Given data –

----

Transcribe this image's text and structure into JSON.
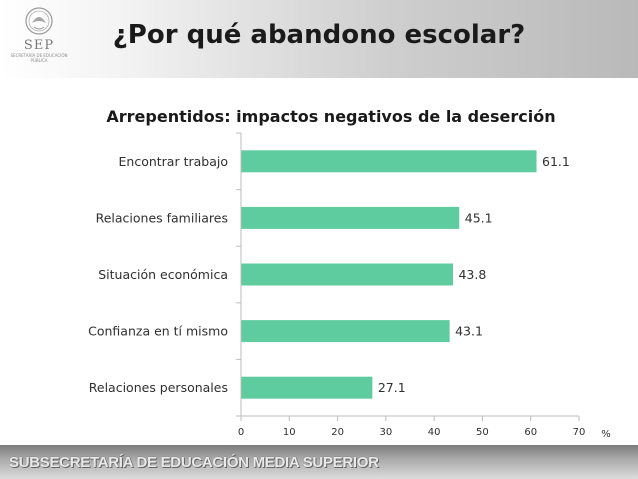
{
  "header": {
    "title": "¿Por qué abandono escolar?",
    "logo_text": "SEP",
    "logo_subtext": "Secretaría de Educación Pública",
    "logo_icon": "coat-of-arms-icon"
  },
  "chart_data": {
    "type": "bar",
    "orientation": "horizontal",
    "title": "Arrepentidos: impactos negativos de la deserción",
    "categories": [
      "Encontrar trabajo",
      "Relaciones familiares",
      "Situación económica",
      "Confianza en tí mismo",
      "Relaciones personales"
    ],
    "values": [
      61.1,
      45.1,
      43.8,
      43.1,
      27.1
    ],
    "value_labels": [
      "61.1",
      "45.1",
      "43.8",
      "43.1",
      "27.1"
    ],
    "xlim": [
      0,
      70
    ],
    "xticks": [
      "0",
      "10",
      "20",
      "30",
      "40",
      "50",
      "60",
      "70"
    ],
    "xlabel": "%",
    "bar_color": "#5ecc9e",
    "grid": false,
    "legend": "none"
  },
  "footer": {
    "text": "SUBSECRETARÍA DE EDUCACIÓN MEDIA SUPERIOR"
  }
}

----

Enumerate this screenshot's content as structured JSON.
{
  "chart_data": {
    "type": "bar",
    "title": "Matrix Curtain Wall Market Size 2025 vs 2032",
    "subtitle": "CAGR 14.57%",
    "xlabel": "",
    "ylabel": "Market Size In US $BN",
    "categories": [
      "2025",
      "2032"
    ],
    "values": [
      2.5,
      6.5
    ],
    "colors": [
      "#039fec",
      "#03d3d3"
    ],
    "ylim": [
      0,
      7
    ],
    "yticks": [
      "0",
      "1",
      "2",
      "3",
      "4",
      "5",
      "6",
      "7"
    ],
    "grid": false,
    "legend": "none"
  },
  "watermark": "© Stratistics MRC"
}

----

Copy each line from the records above that includes the string "Relaciones".

      "Relaciones familiares",
      "Relaciones personales"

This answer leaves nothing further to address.